Element placement data:
——

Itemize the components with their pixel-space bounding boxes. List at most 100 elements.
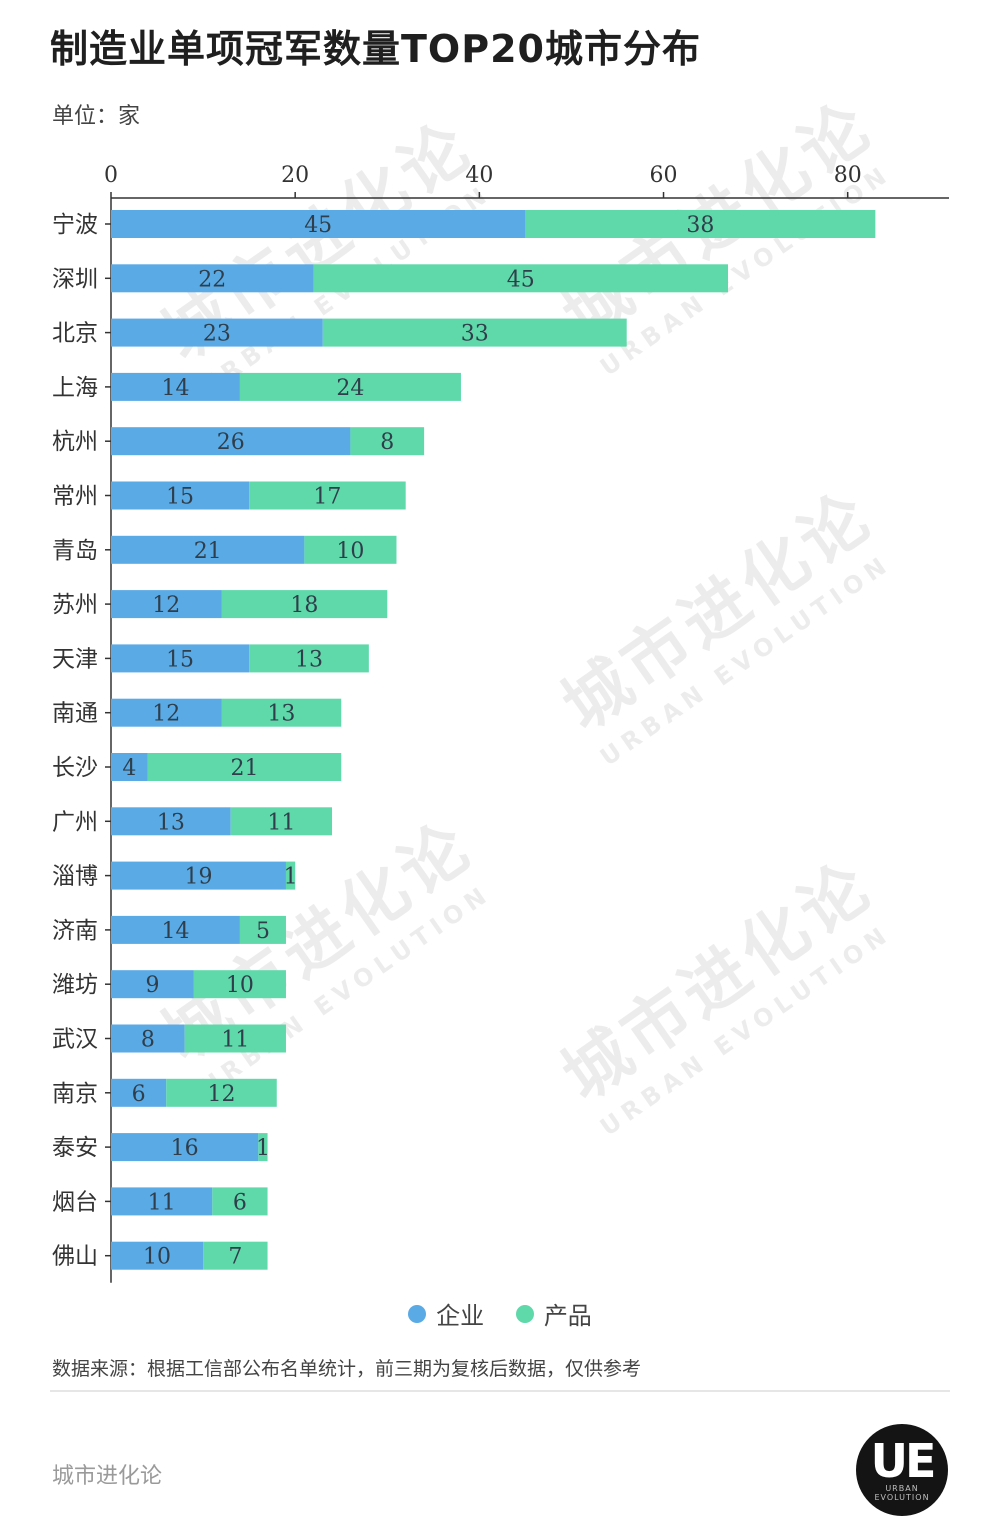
bar-product [525, 210, 876, 238]
category-label: 佛山 [52, 1244, 98, 1270]
legend-dot-product [515, 1304, 534, 1323]
category-label: 南通 [52, 701, 98, 727]
x-tick-label: 60 [650, 163, 678, 188]
data-label-product: 21 [231, 756, 259, 781]
bar-product [285, 861, 296, 890]
data-label-product: 13 [295, 647, 323, 672]
legend: 企业 产品 [0, 1296, 1000, 1331]
category-label: 南京 [52, 1081, 98, 1107]
bar-product [350, 427, 425, 456]
bar-product [239, 915, 286, 944]
bar-product [249, 644, 369, 673]
bar-product [221, 590, 388, 619]
data-label-product: 38 [686, 213, 714, 238]
bar-enterprise [111, 1024, 185, 1053]
logo-subtext: EVOLUTION [874, 1493, 930, 1502]
chart-title: 制造业单项冠军数量TOP20城市分布 [50, 27, 701, 71]
data-label-product: 12 [208, 1082, 236, 1107]
data-label-enterprise: 15 [166, 647, 194, 672]
category-label: 北京 [52, 321, 98, 347]
data-label-product: 45 [507, 267, 535, 292]
bar-enterprise [111, 210, 526, 238]
bar-product [322, 318, 627, 347]
category-label: 烟台 [52, 1189, 98, 1215]
data-label-enterprise: 16 [171, 1136, 199, 1161]
category-label: 杭州 [52, 429, 98, 455]
data-label-product: 11 [267, 810, 295, 835]
data-label-enterprise: 6 [132, 1082, 146, 1107]
data-label-product: 13 [267, 702, 295, 727]
logo-subtext: URBAN [885, 1484, 919, 1493]
bar-enterprise [111, 807, 231, 836]
data-label-enterprise: 21 [194, 539, 222, 564]
bar-product [147, 753, 342, 781]
data-label-enterprise: 26 [217, 430, 245, 455]
data-label-product: 7 [228, 1245, 242, 1270]
data-label-product: 18 [290, 593, 318, 618]
category-label: 深圳 [52, 266, 98, 292]
category-label: 上海 [52, 375, 98, 401]
bar-enterprise [111, 372, 240, 401]
data-label-enterprise: 14 [161, 919, 189, 944]
category-label: 常州 [52, 484, 98, 510]
bar-enterprise [111, 264, 314, 293]
bar-enterprise [111, 1133, 259, 1162]
data-label-product: 33 [461, 322, 489, 347]
bar-product [166, 1078, 277, 1107]
data-label-product: 6 [233, 1190, 247, 1215]
x-tick-label: 80 [834, 163, 862, 188]
data-label-enterprise: 14 [161, 376, 189, 401]
bar-product [304, 535, 397, 564]
category-label: 长沙 [52, 755, 98, 781]
bar-product [193, 970, 286, 999]
bar-enterprise [111, 427, 351, 456]
data-label-enterprise: 19 [184, 865, 212, 890]
data-label-enterprise: 12 [152, 593, 180, 618]
legend-label-enterprise: 企业 [436, 1302, 485, 1330]
category-label: 淄博 [52, 864, 98, 890]
category-label: 苏州 [52, 592, 98, 618]
category-label: 武汉 [52, 1027, 98, 1053]
data-label-product: 24 [336, 376, 364, 401]
category-label: 青岛 [52, 538, 98, 564]
data-label-enterprise: 15 [166, 485, 194, 510]
bar-enterprise [111, 753, 148, 781]
divider [50, 1390, 950, 1392]
category-label: 天津 [52, 646, 98, 672]
brand-name: 城市进化论 [52, 1464, 163, 1489]
category-label: 潍坊 [52, 972, 98, 998]
bar-enterprise [111, 970, 194, 999]
bar-product [249, 481, 406, 510]
bar-enterprise [111, 698, 222, 727]
bar-product [212, 1187, 268, 1216]
x-tick-label: 0 [104, 163, 118, 188]
data-label-enterprise: 9 [145, 973, 159, 998]
data-label-enterprise: 11 [148, 1190, 176, 1215]
bar-enterprise [111, 535, 305, 564]
data-label-enterprise: 8 [141, 1028, 155, 1053]
data-label-enterprise: 13 [157, 810, 185, 835]
logo-mark: UE [870, 1434, 937, 1488]
brand-logo: UE URBAN EVOLUTION [856, 1424, 948, 1516]
data-label-product: 11 [221, 1028, 249, 1053]
x-tick-label: 40 [465, 163, 493, 188]
bar-enterprise [111, 861, 286, 890]
data-label-product: 8 [380, 430, 394, 455]
bar-enterprise [111, 1187, 213, 1216]
bar-product [313, 264, 728, 293]
bar-product [258, 1133, 268, 1162]
category-label: 广州 [52, 809, 98, 835]
legend-dot-enterprise [408, 1304, 427, 1323]
bar-product [221, 698, 342, 727]
bar-enterprise [111, 318, 323, 347]
bar-product [230, 807, 333, 836]
bar-enterprise [111, 915, 240, 944]
data-label-enterprise: 4 [122, 756, 136, 781]
data-label-enterprise: 10 [143, 1245, 171, 1270]
data-label-product: 5 [256, 919, 270, 944]
bar-enterprise [111, 644, 250, 673]
data-label-product: 1 [284, 865, 298, 890]
data-label-enterprise: 22 [198, 267, 226, 292]
data-label-product: 17 [313, 485, 341, 510]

——

Render all the lines above as a Markdown table with the columns "No." and "Line," one row per line, skipping any blank lines and leaving out the pictures.

• **Correct output**:
| No. | Line |
|---|---|
| 1 | Itemize the components with their pixel-space bounding boxes. List at most 100 elements. |
| 2 | bar-product [525, 210, 876, 238] |
| 3 | category-label: 佛山 [52, 1244, 98, 1270] |
| 4 | legend-dot-product [515, 1304, 534, 1323] |
| 5 | category-label: 南通 [52, 701, 98, 727] |
| 6 | x-tick-label: 60 [650, 163, 678, 188] |
| 7 | data-label-product: 21 [231, 756, 259, 781] |
| 8 | bar-product [285, 861, 296, 890] |
| 9 | data-label-product: 13 [295, 647, 323, 672] |
| 10 | legend: 企业 产品 [0, 1296, 1000, 1331] |
| 11 | category-label: 南京 [52, 1081, 98, 1107] |
| 12 | bar-product [350, 427, 425, 456] |
| 13 | bar-product [239, 915, 286, 944] |
| 14 | bar-product [249, 644, 369, 673] |
| 15 | bar-product [221, 590, 388, 619] |
| 16 | data-label-product: 38 [686, 213, 714, 238] |
| 17 | bar-enterprise [111, 1024, 185, 1053] |
| 18 | logo-subtext: EVOLUTION [874, 1493, 930, 1502] |
| 19 | chart-title: 制造业单项冠军数量TOP20城市分布 [50, 27, 701, 71] |
| 20 | data-label-product: 12 [208, 1082, 236, 1107] |
| 21 | data-label-enterprise: 15 [166, 647, 194, 672] |
| 22 | category-label: 北京 [52, 321, 98, 347] |
| 23 | data-label-product: 45 [507, 267, 535, 292] |
| 24 | bar-enterprise [111, 210, 526, 238] |
| 25 | bar-product [322, 318, 627, 347] |
| 26 | category-label: 烟台 [52, 1189, 98, 1215] |
| 27 | data-label-enterprise: 16 [171, 1136, 199, 1161] |
| 28 | category-label: 杭州 [52, 429, 98, 455] |
| 29 | data-label-product: 11 [267, 810, 295, 835] |
| 30 | data-label-enterprise: 6 [132, 1082, 146, 1107] |
| 31 | data-label-product: 13 [267, 702, 295, 727] |
| 32 | logo-subtext: URBAN [885, 1484, 919, 1493] |
| 33 | bar-enterprise [111, 807, 231, 836] |
| 34 | data-label-enterprise: 21 [194, 539, 222, 564] |
| 35 | bar-product [147, 753, 342, 781] |
| 36 | data-label-enterprise: 26 [217, 430, 245, 455] |
| 37 | data-label-product: 7 [228, 1245, 242, 1270] |
| 38 | data-label-product: 18 [290, 593, 318, 618] |
| 39 | category-label: 深圳 [52, 266, 98, 292] |
| 40 | category-label: 上海 [52, 375, 98, 401] |
| 41 | bar-enterprise [111, 372, 240, 401] |
| 42 | data-label-enterprise: 14 [161, 919, 189, 944] |
| 43 | category-label: 常州 [52, 484, 98, 510] |
| 44 | bar-enterprise [111, 264, 314, 293] |
| 45 | bar-enterprise [111, 1133, 259, 1162] |
| 46 | data-label-product: 33 [461, 322, 489, 347] |
| 47 | bar-product [166, 1078, 277, 1107] |
| 48 | data-label-product: 6 [233, 1190, 247, 1215] |
| 49 | x-tick-label: 80 [834, 163, 862, 188] |
| 50 | data-label-enterprise: 14 [161, 376, 189, 401] |
| 51 | bar-product [304, 535, 397, 564] |
| 52 | category-label: 长沙 [52, 755, 98, 781] |
| 53 | bar-product [193, 970, 286, 999] |
| 54 | bar-enterprise [111, 427, 351, 456] |
| 55 | data-label-enterprise: 19 [184, 865, 212, 890] |
| 56 | data-label-enterprise: 12 [152, 593, 180, 618] |
| 57 | legend-label-enterprise: 企业 [436, 1302, 485, 1330] |
| 58 | category-label: 淄博 [52, 864, 98, 890] |
| 59 | category-label: 苏州 [52, 592, 98, 618] |
| 60 | category-label: 武汉 [52, 1027, 98, 1053] |
| 61 | data-label-product: 24 [336, 376, 364, 401] |
| 62 | category-label: 青岛 [52, 538, 98, 564] |
| 63 | data-label-enterprise: 15 [166, 485, 194, 510] |
| 64 | bar-enterprise [111, 753, 148, 781] |
| 65 | divider [50, 1390, 950, 1392] |
| 66 | category-label: 天津 [52, 646, 98, 672] |
| 67 | brand-name: 城市进化论 [52, 1464, 163, 1489] |
| 68 | category-label: 潍坊 [52, 972, 98, 998] |
| 69 | bar-enterprise [111, 970, 194, 999] |
| 70 | bar-product [249, 481, 406, 510] |
| 71 | bar-enterprise [111, 698, 222, 727] |
| 72 | bar-product [212, 1187, 268, 1216] |
| 73 | x-tick-label: 0 [104, 163, 118, 188] |
| 74 | data-label-enterprise: 9 [145, 973, 159, 998] |
| 75 | data-label-enterprise: 11 [148, 1190, 176, 1215] |
| 76 | bar-enterprise [111, 535, 305, 564] |
| 77 | data-label-enterprise: 8 [141, 1028, 155, 1053] |
| 78 | data-label-enterprise: 13 [157, 810, 185, 835] |
| 79 | logo-mark: UE [870, 1434, 937, 1488] |
| 80 | brand-logo: UE URBAN EVOLUTION [856, 1424, 948, 1516] |
| 81 | data-label-product: 11 [221, 1028, 249, 1053] |
| 82 | x-tick-label: 40 [465, 163, 493, 188] |
| 83 | bar-enterprise [111, 861, 286, 890] |
| 84 | data-label-product: 8 [380, 430, 394, 455] |
| 85 | bar-enterprise [111, 1187, 213, 1216] |
| 86 | bar-product [313, 264, 728, 293] |
| 87 | bar-product [258, 1133, 268, 1162] |
| 88 | category-label: 广州 [52, 809, 98, 835] |
| 89 | legend-dot-enterprise [408, 1304, 427, 1323] |
| 90 | bar-product [221, 698, 342, 727] |
| 91 | bar-enterprise [111, 318, 323, 347] |
| 92 | bar-product [230, 807, 333, 836] |
| 93 | bar-enterprise [111, 915, 240, 944] |
| 94 | data-label-enterprise: 4 [122, 756, 136, 781] |
| 95 | data-label-enterprise: 10 [143, 1245, 171, 1270] |
| 96 | data-label-product: 5 [256, 919, 270, 944] |
| 97 | bar-enterprise [111, 644, 250, 673] |
| 98 | data-label-product: 1 [284, 865, 298, 890] |
| 99 | data-label-enterprise: 22 [198, 267, 226, 292] |
| 100 | data-label-product: 17 [313, 485, 341, 510] |